▸ YOUR OBJECTIVE: Say the number of lines containing the string "Trianon", and say nothing else.

▸ DATASET:

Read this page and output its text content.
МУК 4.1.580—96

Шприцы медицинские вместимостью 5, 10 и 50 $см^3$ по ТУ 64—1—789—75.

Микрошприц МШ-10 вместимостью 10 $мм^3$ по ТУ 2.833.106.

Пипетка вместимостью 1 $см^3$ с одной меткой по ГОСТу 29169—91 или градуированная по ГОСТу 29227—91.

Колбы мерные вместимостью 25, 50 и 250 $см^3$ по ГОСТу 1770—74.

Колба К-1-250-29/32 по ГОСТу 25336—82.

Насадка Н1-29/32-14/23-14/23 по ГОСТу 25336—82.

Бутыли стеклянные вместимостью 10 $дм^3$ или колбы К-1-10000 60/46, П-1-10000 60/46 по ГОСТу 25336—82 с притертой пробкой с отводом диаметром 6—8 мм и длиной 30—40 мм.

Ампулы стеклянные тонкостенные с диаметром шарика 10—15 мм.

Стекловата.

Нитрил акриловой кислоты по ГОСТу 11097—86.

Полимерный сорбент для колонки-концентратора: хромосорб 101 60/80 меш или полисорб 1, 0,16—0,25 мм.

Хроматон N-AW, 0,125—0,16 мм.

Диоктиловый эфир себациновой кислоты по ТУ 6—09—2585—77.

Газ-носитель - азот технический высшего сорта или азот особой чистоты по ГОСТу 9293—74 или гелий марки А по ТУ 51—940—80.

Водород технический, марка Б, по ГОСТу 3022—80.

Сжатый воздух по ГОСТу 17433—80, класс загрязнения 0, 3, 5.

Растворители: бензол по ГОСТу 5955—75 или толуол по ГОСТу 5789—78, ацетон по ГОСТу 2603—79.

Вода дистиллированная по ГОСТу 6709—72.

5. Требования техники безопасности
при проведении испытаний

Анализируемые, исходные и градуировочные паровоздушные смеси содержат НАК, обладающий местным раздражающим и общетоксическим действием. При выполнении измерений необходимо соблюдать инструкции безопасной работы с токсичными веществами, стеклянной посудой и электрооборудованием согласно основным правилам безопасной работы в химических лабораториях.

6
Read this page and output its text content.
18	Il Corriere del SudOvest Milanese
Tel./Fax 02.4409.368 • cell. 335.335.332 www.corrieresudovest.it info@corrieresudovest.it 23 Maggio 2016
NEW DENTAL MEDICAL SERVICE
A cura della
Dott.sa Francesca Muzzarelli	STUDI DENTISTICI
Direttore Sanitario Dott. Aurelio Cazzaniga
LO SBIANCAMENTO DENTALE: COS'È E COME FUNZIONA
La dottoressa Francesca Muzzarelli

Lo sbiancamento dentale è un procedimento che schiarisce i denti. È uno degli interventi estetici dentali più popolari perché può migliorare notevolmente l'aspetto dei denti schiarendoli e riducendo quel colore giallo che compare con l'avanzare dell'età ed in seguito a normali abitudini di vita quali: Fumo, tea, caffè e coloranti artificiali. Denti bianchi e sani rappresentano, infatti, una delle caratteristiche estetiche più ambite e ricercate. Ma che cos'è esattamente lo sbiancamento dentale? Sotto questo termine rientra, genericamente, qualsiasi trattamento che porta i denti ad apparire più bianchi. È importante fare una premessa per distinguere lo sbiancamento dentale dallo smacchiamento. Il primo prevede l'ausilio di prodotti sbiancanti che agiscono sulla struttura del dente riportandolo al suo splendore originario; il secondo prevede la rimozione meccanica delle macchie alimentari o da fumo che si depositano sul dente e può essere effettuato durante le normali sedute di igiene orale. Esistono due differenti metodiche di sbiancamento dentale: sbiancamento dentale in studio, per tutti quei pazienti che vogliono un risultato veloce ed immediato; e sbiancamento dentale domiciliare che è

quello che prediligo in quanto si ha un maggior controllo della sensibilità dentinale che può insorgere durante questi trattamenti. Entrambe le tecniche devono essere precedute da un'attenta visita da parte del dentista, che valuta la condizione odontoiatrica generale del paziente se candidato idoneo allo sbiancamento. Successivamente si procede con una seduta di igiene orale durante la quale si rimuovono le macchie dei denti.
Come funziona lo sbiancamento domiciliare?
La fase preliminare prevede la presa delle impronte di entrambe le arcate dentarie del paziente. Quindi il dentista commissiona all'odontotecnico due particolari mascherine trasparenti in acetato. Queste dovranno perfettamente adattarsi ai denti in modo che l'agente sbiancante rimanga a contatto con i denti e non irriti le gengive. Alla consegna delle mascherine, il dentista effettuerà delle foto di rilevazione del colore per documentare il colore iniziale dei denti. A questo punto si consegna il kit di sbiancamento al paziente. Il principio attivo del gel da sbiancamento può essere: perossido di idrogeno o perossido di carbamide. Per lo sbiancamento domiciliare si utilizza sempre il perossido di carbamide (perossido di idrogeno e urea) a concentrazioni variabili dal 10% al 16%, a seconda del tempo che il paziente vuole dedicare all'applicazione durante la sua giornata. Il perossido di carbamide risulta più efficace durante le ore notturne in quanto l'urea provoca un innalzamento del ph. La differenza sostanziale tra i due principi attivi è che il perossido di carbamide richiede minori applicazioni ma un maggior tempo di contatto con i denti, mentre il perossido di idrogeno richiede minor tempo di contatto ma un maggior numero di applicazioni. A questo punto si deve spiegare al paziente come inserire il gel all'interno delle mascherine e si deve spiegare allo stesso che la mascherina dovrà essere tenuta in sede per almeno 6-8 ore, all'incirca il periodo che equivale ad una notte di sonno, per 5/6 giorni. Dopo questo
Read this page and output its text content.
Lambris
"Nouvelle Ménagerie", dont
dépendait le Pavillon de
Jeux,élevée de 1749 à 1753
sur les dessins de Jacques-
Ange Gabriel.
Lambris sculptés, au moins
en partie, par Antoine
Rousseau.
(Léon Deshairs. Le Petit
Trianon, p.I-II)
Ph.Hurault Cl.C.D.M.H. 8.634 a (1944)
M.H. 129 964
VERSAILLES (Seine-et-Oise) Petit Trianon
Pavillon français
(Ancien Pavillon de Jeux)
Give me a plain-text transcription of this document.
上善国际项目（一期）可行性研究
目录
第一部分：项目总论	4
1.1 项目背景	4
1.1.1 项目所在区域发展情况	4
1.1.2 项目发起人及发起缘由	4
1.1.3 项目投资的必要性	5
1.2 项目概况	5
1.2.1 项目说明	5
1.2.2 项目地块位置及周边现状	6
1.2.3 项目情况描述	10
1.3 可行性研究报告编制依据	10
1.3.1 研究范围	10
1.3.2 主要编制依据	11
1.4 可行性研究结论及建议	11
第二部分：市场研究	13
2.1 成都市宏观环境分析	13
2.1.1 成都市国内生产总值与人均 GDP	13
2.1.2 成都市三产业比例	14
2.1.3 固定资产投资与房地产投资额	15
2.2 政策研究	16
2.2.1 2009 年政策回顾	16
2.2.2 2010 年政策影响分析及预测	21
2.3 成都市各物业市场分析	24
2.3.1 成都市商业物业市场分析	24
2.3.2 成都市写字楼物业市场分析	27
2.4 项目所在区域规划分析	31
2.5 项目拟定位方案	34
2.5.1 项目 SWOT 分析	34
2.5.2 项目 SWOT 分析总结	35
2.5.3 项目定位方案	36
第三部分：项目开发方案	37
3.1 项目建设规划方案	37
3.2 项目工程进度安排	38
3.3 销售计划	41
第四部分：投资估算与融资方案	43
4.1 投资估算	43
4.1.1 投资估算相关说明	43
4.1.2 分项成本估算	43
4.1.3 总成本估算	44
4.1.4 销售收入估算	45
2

▸ WRITTEN RESPONSE: 2